- _Problem_: Restate, word for word, all of the material shown below.

- _Input data_:

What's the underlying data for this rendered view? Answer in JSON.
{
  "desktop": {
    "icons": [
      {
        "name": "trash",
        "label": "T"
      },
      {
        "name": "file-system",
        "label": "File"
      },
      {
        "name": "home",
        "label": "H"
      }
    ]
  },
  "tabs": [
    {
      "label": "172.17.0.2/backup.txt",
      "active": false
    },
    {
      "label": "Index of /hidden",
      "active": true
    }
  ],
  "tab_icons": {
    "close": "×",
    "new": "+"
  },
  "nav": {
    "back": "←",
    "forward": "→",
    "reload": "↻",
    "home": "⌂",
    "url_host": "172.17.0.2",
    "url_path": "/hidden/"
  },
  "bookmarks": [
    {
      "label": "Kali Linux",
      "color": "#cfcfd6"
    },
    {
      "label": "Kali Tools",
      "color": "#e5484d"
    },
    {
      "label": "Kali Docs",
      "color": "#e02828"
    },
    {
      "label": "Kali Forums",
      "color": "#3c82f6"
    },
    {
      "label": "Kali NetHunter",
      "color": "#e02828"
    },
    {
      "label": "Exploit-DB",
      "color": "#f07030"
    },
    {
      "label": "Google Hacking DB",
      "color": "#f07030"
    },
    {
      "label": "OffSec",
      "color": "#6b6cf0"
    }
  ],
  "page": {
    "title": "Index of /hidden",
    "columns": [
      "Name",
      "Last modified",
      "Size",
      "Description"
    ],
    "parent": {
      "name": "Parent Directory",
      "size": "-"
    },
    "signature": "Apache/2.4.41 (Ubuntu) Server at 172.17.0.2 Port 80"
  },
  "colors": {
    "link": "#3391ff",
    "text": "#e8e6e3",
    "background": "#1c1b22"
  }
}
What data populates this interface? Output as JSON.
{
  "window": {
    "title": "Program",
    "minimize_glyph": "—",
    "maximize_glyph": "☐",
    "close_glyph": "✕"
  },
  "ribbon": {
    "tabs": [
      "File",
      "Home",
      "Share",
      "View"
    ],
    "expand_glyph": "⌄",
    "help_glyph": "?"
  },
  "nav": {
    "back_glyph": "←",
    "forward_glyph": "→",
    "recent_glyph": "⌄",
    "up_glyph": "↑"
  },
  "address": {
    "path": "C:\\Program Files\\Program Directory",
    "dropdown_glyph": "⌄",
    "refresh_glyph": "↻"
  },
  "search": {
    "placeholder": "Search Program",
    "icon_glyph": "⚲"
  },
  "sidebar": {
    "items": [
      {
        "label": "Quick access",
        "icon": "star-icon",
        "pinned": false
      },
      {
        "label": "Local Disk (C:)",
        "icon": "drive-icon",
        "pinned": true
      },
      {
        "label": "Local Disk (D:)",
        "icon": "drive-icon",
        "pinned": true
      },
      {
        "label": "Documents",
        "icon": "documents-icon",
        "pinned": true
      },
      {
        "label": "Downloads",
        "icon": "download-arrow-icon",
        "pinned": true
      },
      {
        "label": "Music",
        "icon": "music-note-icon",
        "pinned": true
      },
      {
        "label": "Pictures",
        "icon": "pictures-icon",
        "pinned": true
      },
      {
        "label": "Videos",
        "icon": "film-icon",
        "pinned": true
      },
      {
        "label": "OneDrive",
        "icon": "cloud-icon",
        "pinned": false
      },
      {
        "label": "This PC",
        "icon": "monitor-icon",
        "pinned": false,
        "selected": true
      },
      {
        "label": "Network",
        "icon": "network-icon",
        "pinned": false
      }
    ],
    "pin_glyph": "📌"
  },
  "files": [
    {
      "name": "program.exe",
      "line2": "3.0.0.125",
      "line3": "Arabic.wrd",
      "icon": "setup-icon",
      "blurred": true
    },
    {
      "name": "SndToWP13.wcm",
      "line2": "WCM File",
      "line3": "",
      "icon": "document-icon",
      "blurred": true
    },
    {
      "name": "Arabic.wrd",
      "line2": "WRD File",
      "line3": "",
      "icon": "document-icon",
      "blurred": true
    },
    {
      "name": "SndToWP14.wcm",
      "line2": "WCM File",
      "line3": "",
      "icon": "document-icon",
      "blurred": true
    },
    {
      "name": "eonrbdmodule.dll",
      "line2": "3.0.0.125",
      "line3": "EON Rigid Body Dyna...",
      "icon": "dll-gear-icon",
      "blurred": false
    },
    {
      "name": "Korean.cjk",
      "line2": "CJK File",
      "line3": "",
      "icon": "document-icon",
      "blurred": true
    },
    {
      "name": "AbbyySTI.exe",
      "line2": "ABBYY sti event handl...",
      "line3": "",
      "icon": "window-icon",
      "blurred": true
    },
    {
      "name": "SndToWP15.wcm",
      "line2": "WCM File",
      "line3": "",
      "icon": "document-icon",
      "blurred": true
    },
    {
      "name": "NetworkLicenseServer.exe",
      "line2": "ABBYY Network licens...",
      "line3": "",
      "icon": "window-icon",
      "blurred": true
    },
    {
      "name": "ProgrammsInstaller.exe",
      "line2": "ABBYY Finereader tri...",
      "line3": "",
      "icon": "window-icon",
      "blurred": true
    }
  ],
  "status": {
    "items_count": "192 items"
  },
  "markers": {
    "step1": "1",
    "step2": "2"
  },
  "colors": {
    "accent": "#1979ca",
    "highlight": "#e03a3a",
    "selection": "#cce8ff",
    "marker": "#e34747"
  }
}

- _Solution to this task_:
What's the underlying data for this rendered view? Answer in JSON.
{
  "desktop": {
    "icons": [
      {
        "name": "trash",
        "label": "T"
      },
      {
        "name": "file-system",
        "label": "File"
      },
      {
        "name": "home",
        "label": "H"
      }
    ]
  },
  "tabs": [
    {
      "label": "172.17.0.2/backup.txt",
      "active": false
    },
    {
      "label": "Index of /hidden",
      "active": true
    }
  ],
  "tab_icons": {
    "close": "×",
    "new": "+"
  },
  "nav": {
    "back": "←",
    "forward": "→",
    "reload": "↻",
    "home": "⌂",
    "url_host": "172.17.0.2",
    "url_path": "/hidden/"
  },
  "bookmarks": [
    {
      "label": "Kali Linux",
      "color": "#cfcfd6"
    },
    {
      "label": "Kali Tools",
      "color": "#e5484d"
    },
    {
      "label": "Kali Docs",
      "color": "#e02828"
    },
    {
      "label": "Kali Forums",
      "color": "#3c82f6"
    },
    {
      "label": "Kali NetHunter",
      "color": "#e02828"
    },
    {
      "label": "Exploit-DB",
      "color": "#f07030"
    },
    {
      "label": "Google Hacking DB",
      "color": "#f07030"
    },
    {
      "label": "OffSec",
      "color": "#6b6cf0"
    }
  ],
  "page": {
    "title": "Index of /hidden",
    "columns": [
      "Name",
      "Last modified",
      "Size",
      "Description"
    ],
    "parent": {
      "name": "Parent Directory",
      "size": "-"
    },
    "signature": "Apache/2.4.41 (Ubuntu) Server at 172.17.0.2 Port 80"
  },
  "colors": {
    "link": "#3391ff",
    "text": "#e8e6e3",
    "background": "#1c1b22"
  }
}
What data populates this interface? Output as JSON.
{
  "window": {
    "title": "Program",
    "minimize_glyph": "—",
    "maximize_glyph": "☐",
    "close_glyph": "✕"
  },
  "ribbon": {
    "tabs": [
      "File",
      "Home",
      "Share",
      "View"
    ],
    "expand_glyph": "⌄",
    "help_glyph": "?"
  },
  "nav": {
    "back_glyph": "←",
    "forward_glyph": "→",
    "recent_glyph": "⌄",
    "up_glyph": "↑"
  },
  "address": {
    "path": "C:\\Program Files\\Program Directory",
    "dropdown_glyph": "⌄",
    "refresh_glyph": "↻"
  },
  "search": {
    "placeholder": "Search Program",
    "icon_glyph": "⚲"
  },
  "sidebar": {
    "items": [
      {
        "label": "Quick access",
        "icon": "star-icon",
        "pinned": false
      },
      {
        "label": "Local Disk (C:)",
        "icon": "drive-icon",
        "pinned": true
      },
      {
        "label": "Local Disk (D:)",
        "icon": "drive-icon",
        "pinned": true
      },
      {
        "label": "Documents",
        "icon": "documents-icon",
        "pinned": true
      },
      {
        "label": "Downloads",
        "icon": "download-arrow-icon",
        "pinned": true
      },
      {
        "label": "Music",
        "icon": "music-note-icon",
        "pinned": true
      },
      {
        "label": "Pictures",
        "icon": "pictures-icon",
        "pinned": true
      },
      {
        "label": "Videos",
        "icon": "film-icon",
        "pinned": true
      },
      {
        "label": "OneDrive",
        "icon": "cloud-icon",
        "pinned": false
      },
      {
        "label": "This PC",
        "icon": "monitor-icon",
        "pinned": false,
        "selected": true
      },
      {
        "label": "Network",
        "icon": "network-icon",
        "pinned": false
      }
    ],
    "pin_glyph": "📌"
  },
  "files": [
    {
      "name": "program.exe",
      "line2": "3.0.0.125",
      "line3": "Arabic.wrd",
      "icon": "setup-icon",
      "blurred": true
    },
    {
      "name": "SndToWP13.wcm",
      "line2": "WCM File",
      "line3": "",
      "icon": "document-icon",
      "blurred": true
    },
    {
      "name": "Arabic.wrd",
      "line2": "WRD File",
      "line3": "",
      "icon": "document-icon",
      "blurred": true
    },
    {
      "name": "SndToWP14.wcm",
      "line2": "WCM File",
      "line3": "",
      "icon": "document-icon",
      "blurred": true
    },
    {
      "name": "eonrbdmodule.dll",
      "line2": "3.0.0.125",
      "line3": "EON Rigid Body Dyna...",
      "icon": "dll-gear-icon",
      "blurred": false
    },
    {
      "name": "Korean.cjk",
      "line2": "CJK File",
      "line3": "",
      "icon": "document-icon",
      "blurred": true
    },
    {
      "name": "AbbyySTI.exe",
      "line2": "ABBYY sti event handl...",
      "line3": "",
      "icon": "window-icon",
      "blurred": true
    },
    {
      "name": "SndToWP15.wcm",
      "line2": "WCM File",
      "line3": "",
      "icon": "document-icon",
      "blurred": true
    },
    {
      "name": "NetworkLicenseServer.exe",
      "line2": "ABBYY Network licens...",
      "line3": "",
      "icon": "window-icon",
      "blurred": true
    },
    {
      "name": "ProgrammsInstaller.exe",
      "line2": "ABBYY Finereader tri...",
      "line3": "",
      "icon": "window-icon",
      "blurred": true
    }
  ],
  "status": {
    "items_count": "192 items"
  },
  "markers": {
    "step1": "1",
    "step2": "2"
  },
  "colors": {
    "accent": "#1979ca",
    "highlight": "#e03a3a",
    "selection": "#cce8ff",
    "marker": "#e34747"
  }
}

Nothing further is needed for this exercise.